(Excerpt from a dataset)
..........

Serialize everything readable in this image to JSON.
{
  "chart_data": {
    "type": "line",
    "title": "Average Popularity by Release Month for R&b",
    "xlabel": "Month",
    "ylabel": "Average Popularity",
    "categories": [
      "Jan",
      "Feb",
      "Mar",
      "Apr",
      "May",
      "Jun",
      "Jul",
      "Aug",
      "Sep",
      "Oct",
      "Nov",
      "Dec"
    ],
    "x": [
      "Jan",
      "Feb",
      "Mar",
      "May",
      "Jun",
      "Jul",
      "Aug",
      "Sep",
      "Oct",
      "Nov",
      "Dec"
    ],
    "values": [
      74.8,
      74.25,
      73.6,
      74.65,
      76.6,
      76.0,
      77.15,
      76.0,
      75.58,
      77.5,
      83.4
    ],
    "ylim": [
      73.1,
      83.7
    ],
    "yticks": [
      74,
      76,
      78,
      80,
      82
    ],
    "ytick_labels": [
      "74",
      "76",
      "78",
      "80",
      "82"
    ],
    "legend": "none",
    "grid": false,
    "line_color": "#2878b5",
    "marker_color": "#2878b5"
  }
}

..........

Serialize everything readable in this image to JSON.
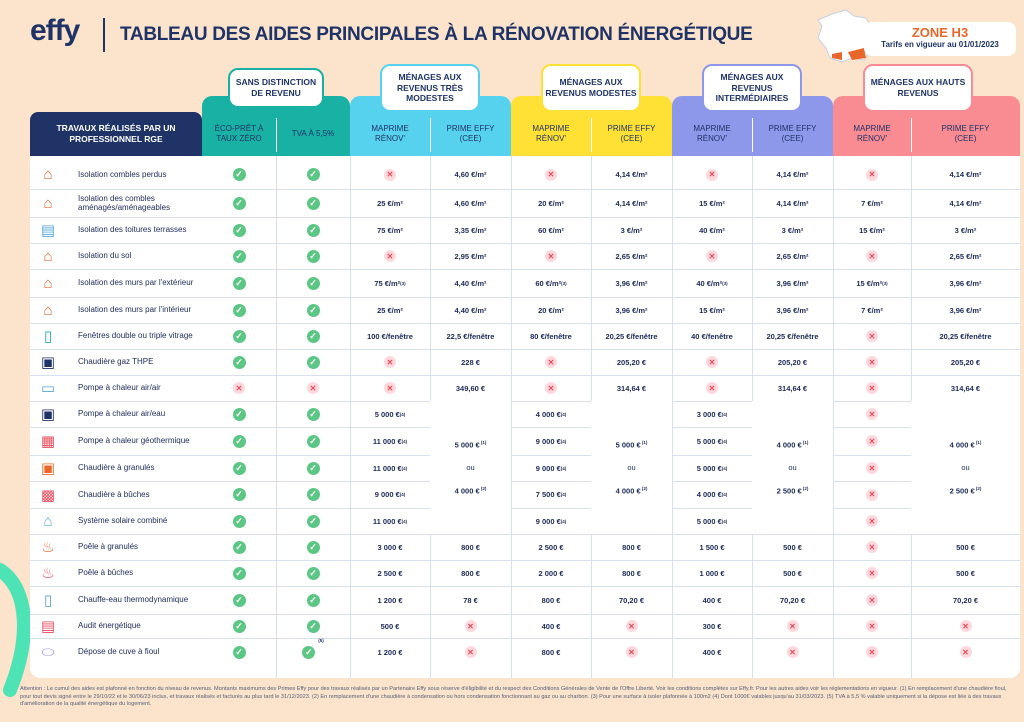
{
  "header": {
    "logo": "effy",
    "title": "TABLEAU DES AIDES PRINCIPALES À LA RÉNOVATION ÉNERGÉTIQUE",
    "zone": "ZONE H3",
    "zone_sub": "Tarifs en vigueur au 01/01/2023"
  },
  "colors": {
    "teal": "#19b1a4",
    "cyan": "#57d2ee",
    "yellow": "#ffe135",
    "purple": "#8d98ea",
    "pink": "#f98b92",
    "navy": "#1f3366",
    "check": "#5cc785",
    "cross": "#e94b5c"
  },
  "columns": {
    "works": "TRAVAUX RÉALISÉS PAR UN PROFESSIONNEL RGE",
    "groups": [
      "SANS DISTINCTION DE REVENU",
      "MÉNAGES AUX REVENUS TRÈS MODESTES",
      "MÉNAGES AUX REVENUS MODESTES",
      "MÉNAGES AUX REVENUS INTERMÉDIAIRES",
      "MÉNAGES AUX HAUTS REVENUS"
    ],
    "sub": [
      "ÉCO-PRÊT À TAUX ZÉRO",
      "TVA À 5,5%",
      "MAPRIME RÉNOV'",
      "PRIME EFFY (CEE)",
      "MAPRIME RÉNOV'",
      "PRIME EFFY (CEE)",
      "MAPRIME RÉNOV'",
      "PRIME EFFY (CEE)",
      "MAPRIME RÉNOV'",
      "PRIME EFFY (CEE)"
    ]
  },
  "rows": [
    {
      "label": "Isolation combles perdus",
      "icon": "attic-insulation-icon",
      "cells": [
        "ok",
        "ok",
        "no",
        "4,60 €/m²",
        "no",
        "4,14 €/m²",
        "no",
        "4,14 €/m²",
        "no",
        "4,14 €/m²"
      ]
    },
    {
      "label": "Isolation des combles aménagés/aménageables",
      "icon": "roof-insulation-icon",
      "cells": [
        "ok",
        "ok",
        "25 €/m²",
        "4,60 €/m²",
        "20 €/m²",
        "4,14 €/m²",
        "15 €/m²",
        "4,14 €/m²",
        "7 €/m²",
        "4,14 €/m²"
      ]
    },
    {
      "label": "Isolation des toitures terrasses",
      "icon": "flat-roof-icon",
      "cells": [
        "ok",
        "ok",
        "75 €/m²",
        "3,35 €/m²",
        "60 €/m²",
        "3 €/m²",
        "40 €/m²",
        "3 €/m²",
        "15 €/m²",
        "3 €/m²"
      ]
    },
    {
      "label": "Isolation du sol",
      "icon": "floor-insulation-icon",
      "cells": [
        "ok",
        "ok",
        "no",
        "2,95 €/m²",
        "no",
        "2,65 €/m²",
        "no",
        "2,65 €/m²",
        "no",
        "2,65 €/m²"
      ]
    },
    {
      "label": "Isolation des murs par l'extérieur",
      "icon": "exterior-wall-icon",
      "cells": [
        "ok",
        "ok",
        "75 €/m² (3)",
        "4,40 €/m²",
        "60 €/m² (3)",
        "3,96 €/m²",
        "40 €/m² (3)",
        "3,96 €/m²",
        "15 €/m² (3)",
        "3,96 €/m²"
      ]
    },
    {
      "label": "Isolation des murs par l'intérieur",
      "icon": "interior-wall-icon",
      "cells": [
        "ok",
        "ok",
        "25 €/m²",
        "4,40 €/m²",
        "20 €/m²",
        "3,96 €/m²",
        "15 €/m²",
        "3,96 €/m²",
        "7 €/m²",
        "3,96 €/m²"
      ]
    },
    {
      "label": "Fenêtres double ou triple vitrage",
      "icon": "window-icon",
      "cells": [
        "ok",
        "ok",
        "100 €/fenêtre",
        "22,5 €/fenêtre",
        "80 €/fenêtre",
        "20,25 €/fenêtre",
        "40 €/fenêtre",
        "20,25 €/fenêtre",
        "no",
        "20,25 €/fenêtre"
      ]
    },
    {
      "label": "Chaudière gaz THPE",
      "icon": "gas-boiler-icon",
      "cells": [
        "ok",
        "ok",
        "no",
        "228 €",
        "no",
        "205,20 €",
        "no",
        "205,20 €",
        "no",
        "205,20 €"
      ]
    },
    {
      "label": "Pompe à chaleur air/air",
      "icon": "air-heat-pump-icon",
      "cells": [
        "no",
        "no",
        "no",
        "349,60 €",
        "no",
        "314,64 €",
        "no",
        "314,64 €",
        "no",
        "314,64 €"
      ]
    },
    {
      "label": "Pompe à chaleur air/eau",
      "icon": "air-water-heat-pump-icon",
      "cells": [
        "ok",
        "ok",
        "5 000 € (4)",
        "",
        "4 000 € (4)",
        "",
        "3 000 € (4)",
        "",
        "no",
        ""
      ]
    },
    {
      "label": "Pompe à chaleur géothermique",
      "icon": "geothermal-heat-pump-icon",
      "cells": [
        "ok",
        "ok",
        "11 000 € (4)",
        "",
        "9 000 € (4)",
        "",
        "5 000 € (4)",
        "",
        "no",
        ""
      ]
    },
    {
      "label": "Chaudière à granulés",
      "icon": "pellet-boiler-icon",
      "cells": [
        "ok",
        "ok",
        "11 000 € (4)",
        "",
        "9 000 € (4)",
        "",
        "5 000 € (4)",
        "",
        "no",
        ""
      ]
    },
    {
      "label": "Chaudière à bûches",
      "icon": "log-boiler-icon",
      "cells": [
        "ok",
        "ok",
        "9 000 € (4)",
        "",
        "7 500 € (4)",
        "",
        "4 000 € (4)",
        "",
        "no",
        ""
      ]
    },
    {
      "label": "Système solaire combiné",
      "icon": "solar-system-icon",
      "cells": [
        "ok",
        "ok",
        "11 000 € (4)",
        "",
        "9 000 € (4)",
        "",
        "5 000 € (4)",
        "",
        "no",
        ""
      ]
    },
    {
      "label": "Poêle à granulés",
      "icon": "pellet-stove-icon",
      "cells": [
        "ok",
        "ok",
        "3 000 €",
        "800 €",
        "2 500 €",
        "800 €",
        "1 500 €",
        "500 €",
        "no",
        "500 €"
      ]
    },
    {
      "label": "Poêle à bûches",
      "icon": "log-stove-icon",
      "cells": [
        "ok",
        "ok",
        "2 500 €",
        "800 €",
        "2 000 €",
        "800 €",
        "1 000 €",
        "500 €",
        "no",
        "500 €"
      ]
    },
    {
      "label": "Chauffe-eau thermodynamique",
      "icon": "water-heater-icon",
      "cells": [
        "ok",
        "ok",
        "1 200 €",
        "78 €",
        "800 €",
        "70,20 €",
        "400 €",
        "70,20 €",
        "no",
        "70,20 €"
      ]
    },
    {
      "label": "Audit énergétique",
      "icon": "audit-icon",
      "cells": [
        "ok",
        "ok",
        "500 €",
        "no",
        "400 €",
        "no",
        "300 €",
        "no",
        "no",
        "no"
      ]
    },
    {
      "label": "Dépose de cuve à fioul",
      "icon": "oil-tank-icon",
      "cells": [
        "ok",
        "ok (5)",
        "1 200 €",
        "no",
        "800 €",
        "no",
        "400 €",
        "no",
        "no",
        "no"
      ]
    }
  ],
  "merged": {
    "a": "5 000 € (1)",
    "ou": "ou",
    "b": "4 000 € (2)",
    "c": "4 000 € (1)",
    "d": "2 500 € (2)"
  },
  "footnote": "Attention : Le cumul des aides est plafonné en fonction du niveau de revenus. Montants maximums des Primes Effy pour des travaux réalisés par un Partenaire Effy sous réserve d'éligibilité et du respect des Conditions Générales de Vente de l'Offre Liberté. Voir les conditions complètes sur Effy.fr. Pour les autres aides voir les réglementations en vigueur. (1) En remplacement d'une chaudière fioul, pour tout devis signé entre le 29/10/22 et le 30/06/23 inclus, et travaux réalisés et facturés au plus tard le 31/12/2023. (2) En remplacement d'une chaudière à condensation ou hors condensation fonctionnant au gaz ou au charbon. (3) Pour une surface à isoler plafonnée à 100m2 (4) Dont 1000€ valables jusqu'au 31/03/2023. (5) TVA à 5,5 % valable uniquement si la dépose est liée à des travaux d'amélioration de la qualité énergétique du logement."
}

..........

Only lines with the word "pellet" should be collected from the material.

* **The reply**
      "icon": "pellet-boiler-icon",
      "icon": "pellet-stove-icon",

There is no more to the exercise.